From the listing below, copy every line with the word "Polsce".

* _SUPPLIED RECORDS_:
───

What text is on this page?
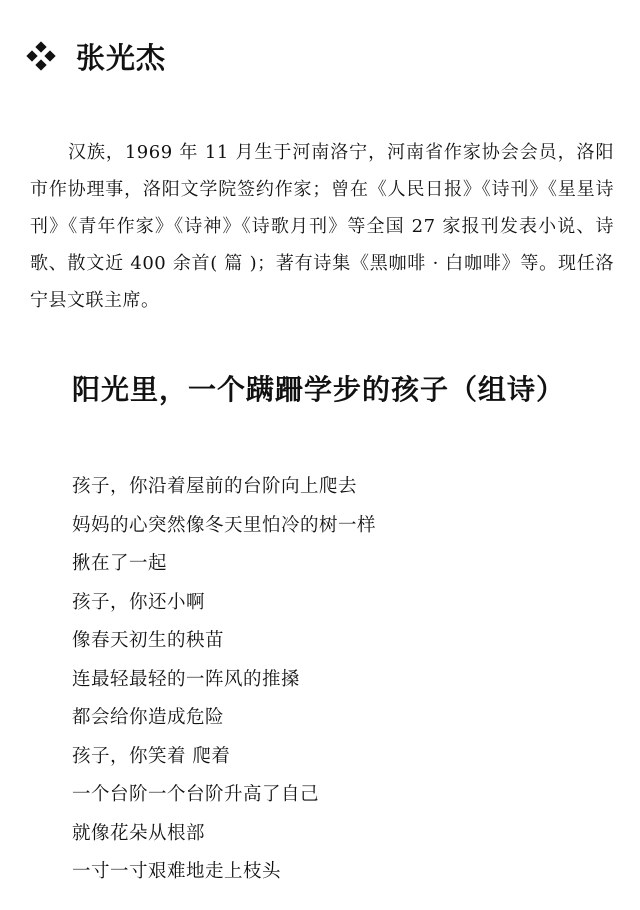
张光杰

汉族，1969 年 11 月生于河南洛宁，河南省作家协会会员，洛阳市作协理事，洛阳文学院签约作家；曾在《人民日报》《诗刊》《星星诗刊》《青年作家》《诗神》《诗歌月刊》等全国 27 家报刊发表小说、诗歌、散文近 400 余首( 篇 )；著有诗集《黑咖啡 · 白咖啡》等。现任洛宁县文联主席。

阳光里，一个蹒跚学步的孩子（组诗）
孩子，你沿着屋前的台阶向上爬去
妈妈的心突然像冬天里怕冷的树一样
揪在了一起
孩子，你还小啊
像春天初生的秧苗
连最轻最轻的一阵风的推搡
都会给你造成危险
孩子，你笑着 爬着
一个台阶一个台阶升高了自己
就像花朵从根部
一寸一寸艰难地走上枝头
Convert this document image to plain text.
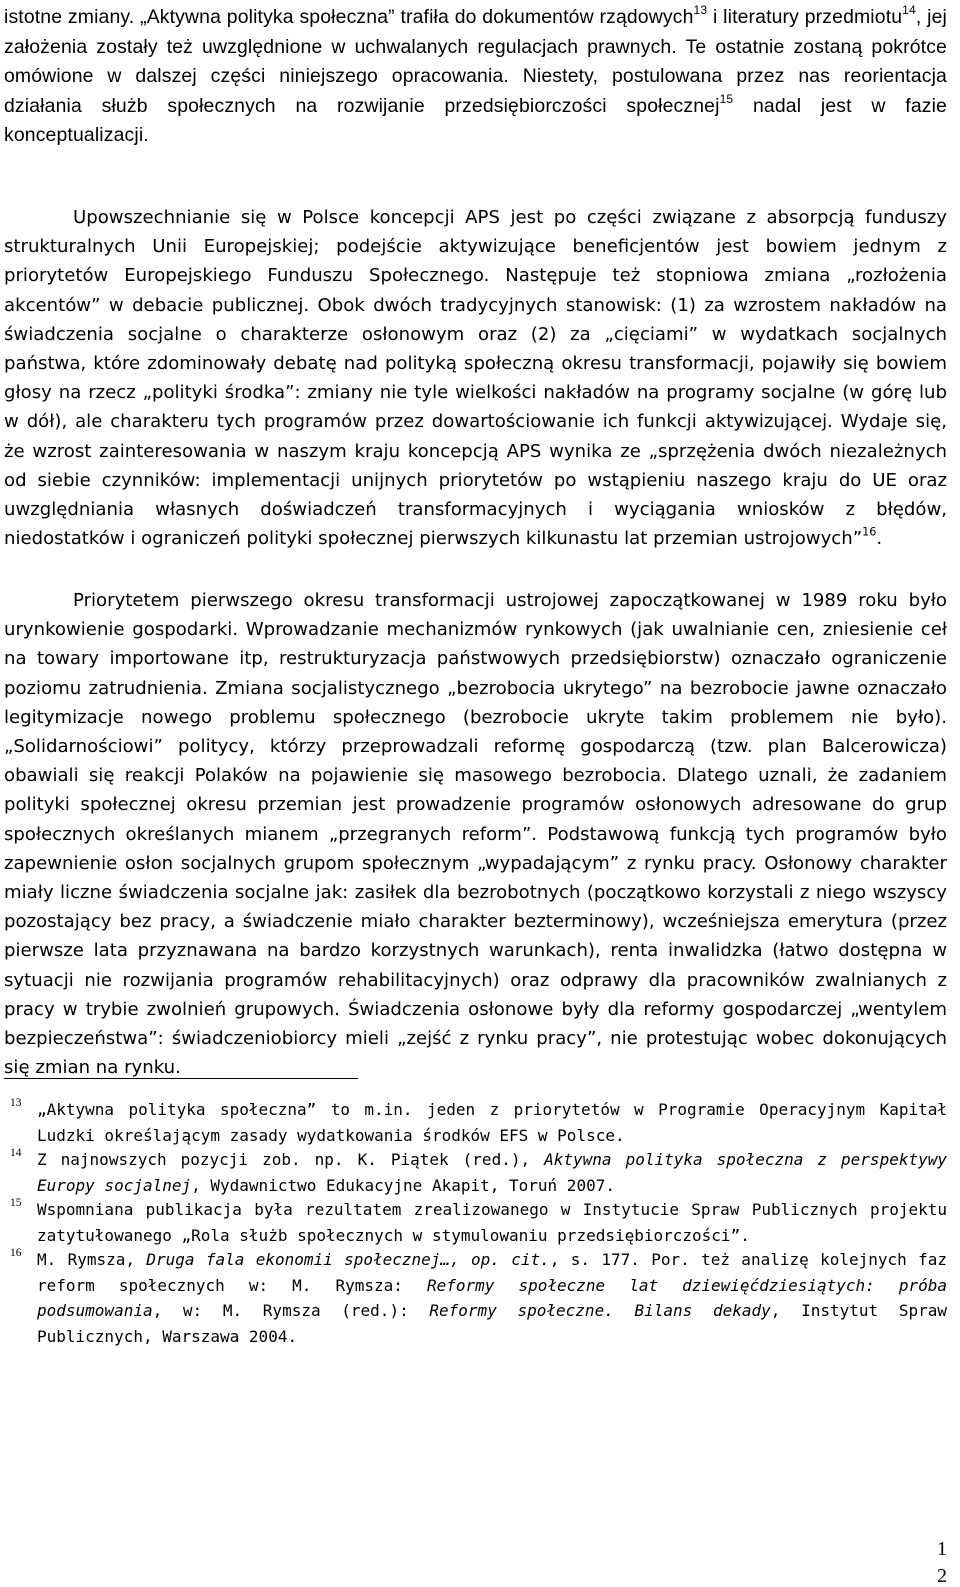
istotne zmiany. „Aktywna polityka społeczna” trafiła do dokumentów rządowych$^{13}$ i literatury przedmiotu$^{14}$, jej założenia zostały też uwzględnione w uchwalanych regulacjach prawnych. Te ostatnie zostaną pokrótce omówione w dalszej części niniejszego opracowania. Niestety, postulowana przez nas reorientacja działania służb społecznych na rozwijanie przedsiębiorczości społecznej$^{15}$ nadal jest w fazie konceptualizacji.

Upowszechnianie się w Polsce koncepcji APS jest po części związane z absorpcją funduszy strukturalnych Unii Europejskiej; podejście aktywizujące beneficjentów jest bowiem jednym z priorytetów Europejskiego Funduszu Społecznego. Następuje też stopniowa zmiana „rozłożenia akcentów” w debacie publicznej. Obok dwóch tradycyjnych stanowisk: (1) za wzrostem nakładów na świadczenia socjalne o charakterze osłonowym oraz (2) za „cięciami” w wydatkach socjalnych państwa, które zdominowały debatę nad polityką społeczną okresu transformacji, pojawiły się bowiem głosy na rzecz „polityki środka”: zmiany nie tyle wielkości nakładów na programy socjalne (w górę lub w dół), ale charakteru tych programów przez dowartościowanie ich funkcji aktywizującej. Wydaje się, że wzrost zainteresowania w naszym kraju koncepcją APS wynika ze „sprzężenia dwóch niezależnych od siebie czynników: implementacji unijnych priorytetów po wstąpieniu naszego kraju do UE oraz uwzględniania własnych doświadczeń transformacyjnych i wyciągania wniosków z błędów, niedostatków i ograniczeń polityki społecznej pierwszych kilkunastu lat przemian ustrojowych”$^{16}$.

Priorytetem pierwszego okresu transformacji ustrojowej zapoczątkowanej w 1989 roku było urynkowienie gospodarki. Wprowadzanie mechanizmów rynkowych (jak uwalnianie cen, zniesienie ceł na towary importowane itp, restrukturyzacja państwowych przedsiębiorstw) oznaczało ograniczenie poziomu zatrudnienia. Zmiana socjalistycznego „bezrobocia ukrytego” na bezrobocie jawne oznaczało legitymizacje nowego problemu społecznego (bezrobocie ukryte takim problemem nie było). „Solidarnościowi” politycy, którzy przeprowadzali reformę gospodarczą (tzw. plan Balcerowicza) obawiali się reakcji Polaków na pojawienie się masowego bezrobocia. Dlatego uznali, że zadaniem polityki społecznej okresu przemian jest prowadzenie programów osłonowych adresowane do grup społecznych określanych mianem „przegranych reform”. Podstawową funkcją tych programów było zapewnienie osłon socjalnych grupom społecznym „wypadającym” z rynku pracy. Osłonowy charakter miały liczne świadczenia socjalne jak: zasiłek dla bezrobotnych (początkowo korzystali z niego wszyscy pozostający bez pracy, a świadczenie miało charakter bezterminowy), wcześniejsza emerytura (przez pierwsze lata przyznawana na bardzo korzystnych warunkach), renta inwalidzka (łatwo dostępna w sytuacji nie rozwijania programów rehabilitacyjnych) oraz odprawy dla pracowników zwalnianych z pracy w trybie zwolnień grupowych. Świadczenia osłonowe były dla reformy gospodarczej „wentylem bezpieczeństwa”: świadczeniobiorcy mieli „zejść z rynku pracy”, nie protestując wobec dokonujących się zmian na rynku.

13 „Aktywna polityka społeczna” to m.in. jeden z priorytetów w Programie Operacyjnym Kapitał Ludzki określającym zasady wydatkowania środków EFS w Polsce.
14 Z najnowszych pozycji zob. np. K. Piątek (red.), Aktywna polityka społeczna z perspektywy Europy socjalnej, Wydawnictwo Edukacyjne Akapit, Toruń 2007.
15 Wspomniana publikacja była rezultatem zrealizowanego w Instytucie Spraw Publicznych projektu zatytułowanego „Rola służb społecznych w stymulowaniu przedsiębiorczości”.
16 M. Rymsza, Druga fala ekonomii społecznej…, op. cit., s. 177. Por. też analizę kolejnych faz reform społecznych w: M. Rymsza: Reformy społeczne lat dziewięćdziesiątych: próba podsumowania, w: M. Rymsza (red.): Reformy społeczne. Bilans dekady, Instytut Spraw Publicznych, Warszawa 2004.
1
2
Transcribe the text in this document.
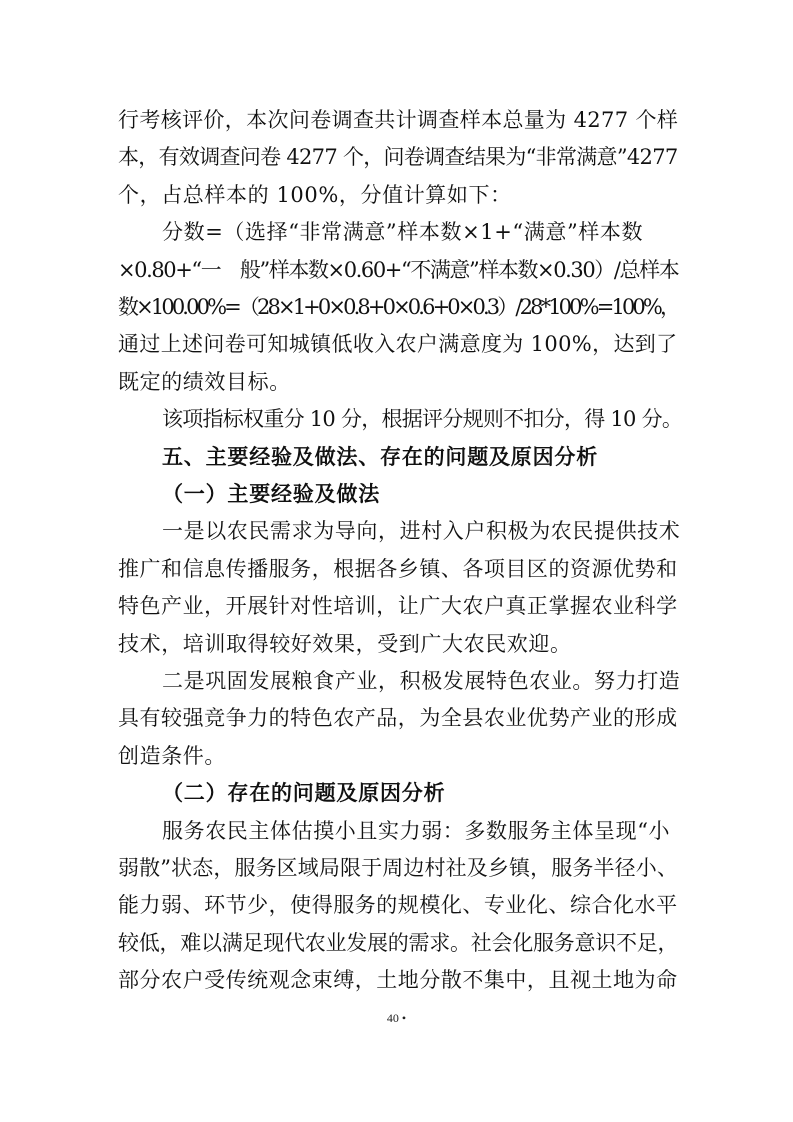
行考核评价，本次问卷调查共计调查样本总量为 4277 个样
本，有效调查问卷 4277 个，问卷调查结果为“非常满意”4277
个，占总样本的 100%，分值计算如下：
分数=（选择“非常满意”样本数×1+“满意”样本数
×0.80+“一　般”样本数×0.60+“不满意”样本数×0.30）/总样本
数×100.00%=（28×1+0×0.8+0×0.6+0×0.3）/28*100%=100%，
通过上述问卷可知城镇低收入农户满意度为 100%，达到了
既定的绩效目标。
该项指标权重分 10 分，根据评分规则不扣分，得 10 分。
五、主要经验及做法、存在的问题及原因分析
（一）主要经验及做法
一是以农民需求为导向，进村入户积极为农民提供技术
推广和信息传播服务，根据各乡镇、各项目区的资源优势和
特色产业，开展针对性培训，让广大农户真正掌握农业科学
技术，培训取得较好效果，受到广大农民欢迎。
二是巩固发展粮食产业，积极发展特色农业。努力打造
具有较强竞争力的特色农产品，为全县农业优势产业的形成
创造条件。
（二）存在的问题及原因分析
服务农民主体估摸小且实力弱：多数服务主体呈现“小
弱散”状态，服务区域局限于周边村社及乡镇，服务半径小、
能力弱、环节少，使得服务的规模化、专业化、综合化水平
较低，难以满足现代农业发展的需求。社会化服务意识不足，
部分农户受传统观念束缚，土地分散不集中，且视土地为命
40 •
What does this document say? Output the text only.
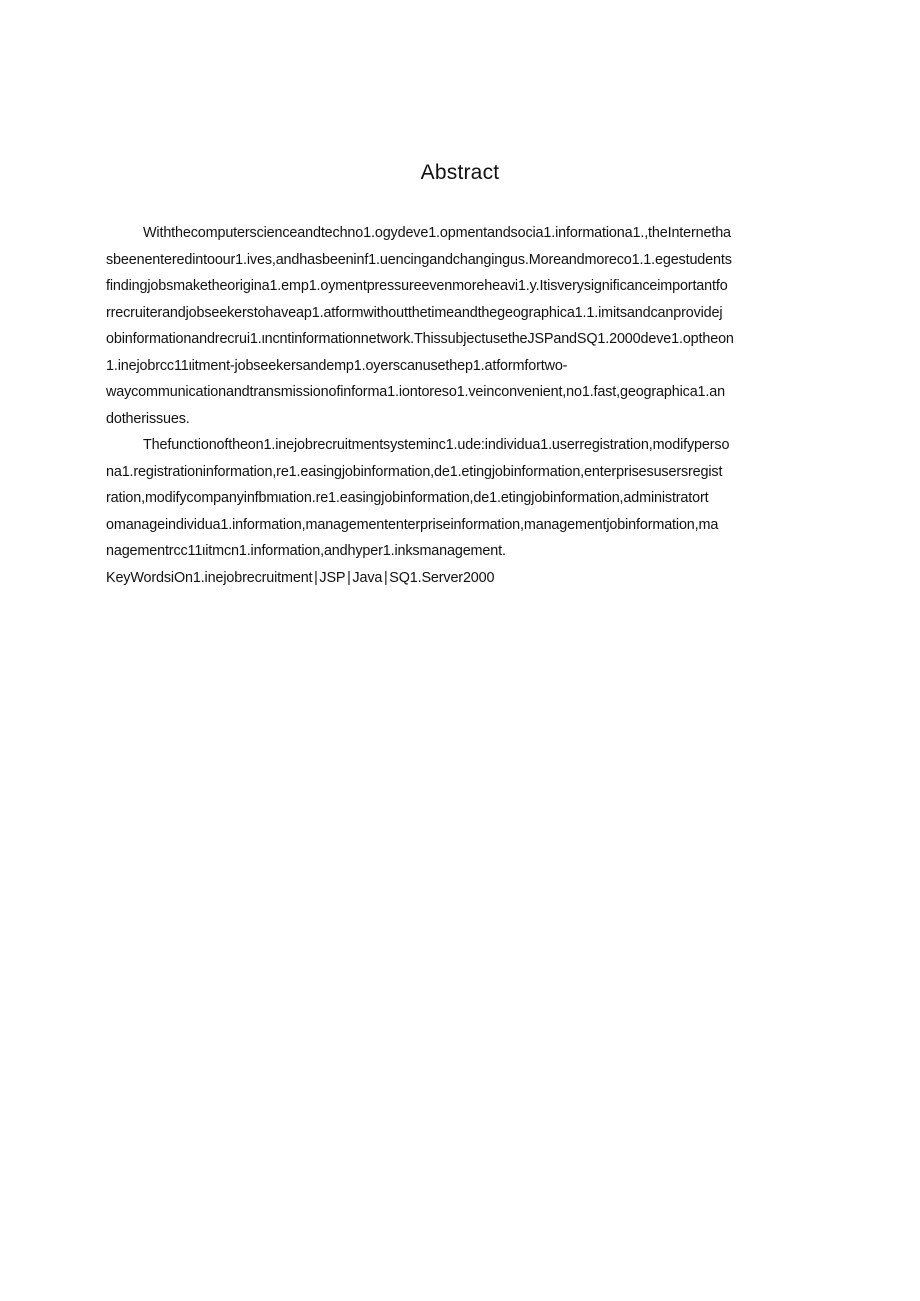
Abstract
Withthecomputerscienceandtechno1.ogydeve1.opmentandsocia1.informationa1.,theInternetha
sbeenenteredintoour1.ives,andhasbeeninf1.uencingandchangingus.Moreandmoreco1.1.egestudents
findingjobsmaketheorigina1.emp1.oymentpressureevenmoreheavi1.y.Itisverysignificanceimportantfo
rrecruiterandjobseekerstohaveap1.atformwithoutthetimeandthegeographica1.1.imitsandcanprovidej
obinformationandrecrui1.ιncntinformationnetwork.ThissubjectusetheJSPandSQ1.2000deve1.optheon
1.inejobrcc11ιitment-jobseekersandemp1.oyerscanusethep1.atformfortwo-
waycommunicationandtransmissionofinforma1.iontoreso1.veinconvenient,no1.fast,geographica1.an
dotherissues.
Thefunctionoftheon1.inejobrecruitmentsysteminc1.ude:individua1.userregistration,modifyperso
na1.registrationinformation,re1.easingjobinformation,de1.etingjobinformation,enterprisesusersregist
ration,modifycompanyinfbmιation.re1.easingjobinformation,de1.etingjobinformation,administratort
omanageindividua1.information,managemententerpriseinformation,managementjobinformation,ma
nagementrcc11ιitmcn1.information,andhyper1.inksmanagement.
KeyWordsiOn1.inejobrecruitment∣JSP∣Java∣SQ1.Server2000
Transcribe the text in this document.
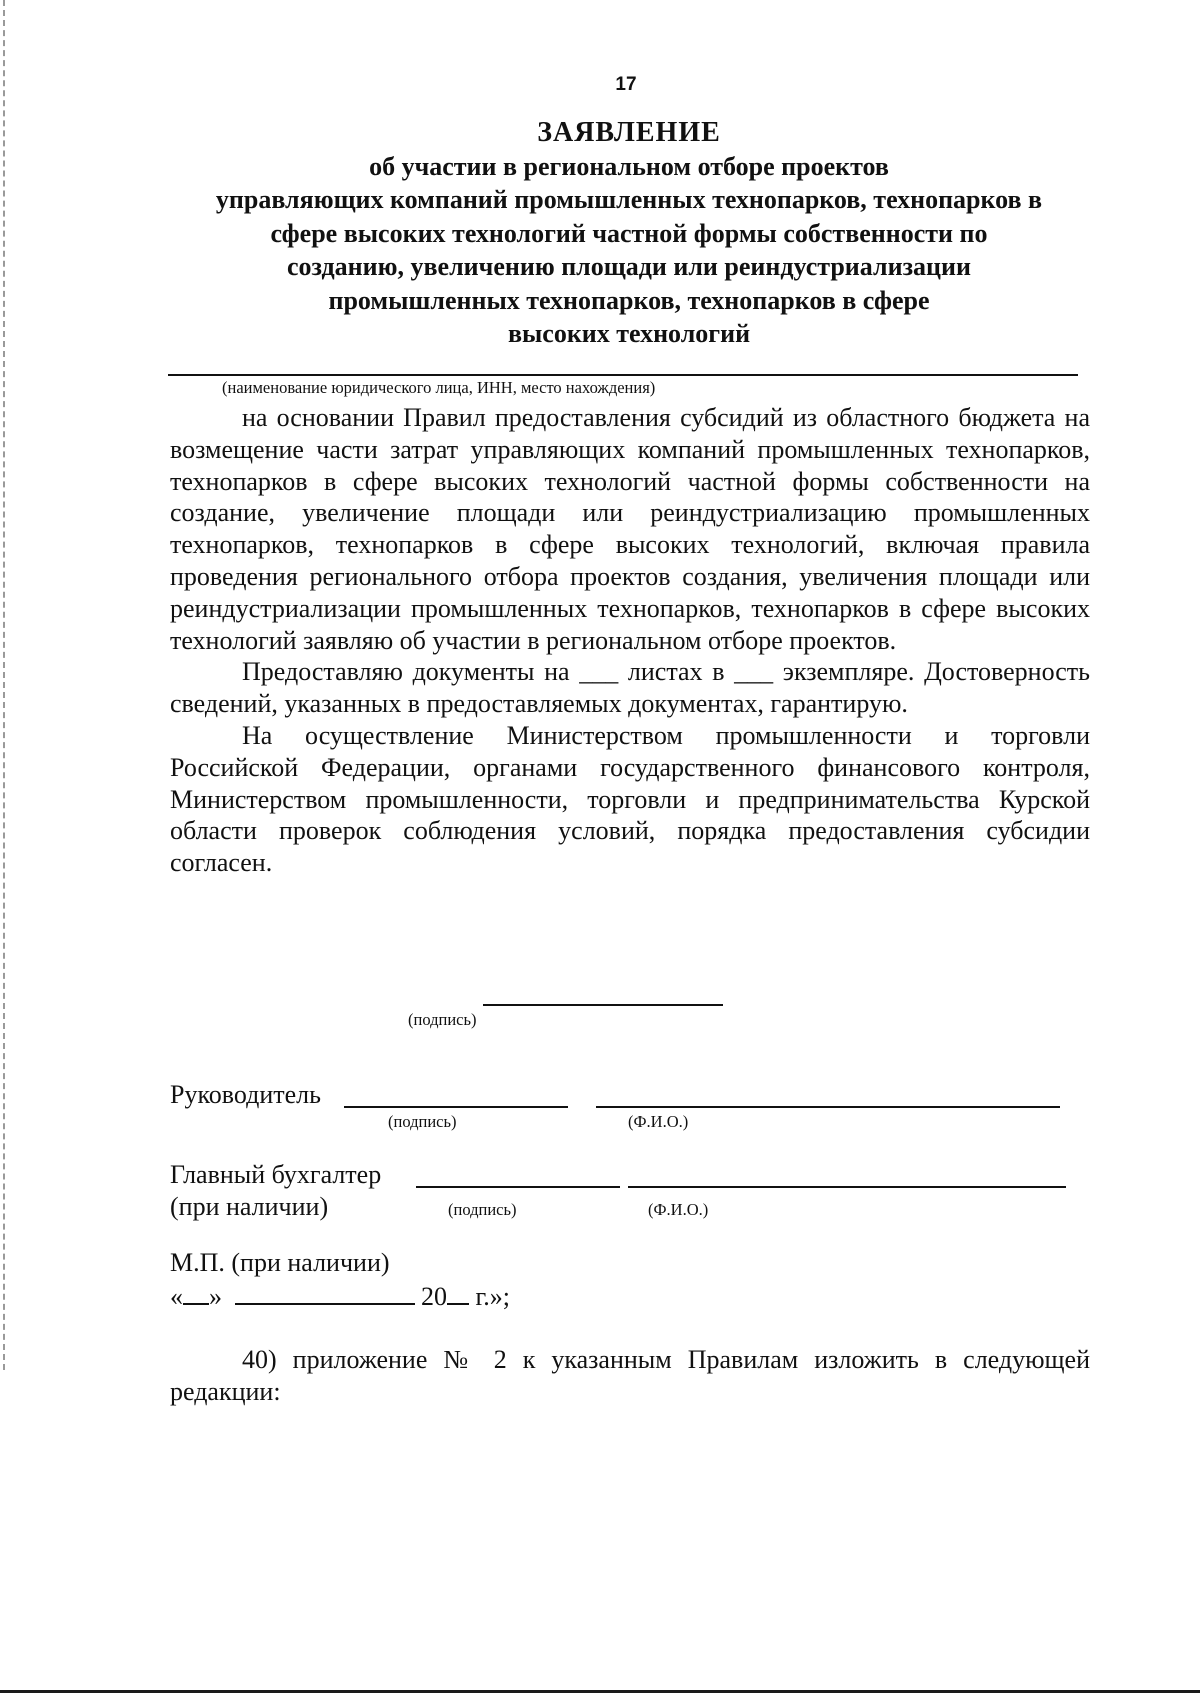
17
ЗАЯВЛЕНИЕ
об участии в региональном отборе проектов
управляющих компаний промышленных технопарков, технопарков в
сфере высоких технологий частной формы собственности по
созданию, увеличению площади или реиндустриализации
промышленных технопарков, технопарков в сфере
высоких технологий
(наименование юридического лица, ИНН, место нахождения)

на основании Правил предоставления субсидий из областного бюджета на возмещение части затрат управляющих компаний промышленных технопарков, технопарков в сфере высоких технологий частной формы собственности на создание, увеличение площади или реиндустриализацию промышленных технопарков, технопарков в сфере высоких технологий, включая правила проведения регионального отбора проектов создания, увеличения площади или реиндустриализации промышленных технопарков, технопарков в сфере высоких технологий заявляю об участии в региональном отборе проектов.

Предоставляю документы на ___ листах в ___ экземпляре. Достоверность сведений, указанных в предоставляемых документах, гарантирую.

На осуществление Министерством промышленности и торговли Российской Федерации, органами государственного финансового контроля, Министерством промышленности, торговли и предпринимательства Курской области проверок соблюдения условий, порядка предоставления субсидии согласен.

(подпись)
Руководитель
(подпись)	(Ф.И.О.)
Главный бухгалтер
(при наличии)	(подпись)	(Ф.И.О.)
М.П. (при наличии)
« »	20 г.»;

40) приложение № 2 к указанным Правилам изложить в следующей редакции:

───

* _TASK RESULT_:
Upowszechnianie się w Polsce koncepcji APS jest po części związane z absorpcją funduszy strukturalnych Unii Europejskiej; podejście aktywizujące beneficjentów jest bowiem jednym z priorytetów Europejskiego Funduszu Społecznego. Następuje też stopniowa zmiana „rozłożenia akcentów” w debacie publicznej. Obok dwóch tradycyjnych stanowisk: (1) za wzrostem nakładów na świadczenia socjalne o charakterze osłonowym oraz (2) za „cięciami” w wydatkach socjalnych państwa, które zdominowały debatę nad polityką społeczną okresu transformacji, pojawiły się bowiem głosy na rzecz „polityki środka”: zmiany nie tyle wielkości nakładów na programy socjalne (w górę lub w dół), ale charakteru tych programów przez dowartościowanie ich funkcji aktywizującej. Wydaje się, że wzrost zainteresowania w naszym kraju koncepcją APS wynika ze „sprzężenia dwóch niezależnych od siebie czynników: implementacji unijnych priorytetów po wstąpieniu naszego kraju do UE oraz uwzględniania własnych doświadczeń transformacyjnych i wyciągania wniosków z błędów, niedostatków i ograniczeń polityki społecznej pierwszych kilkunastu lat przemian ustrojowych”$^{16}$.
13 „Aktywna polityka społeczna” to m.in. jeden z priorytetów w Programie Operacyjnym Kapitał Ludzki określającym zasady wydatkowania środków EFS w Polsce.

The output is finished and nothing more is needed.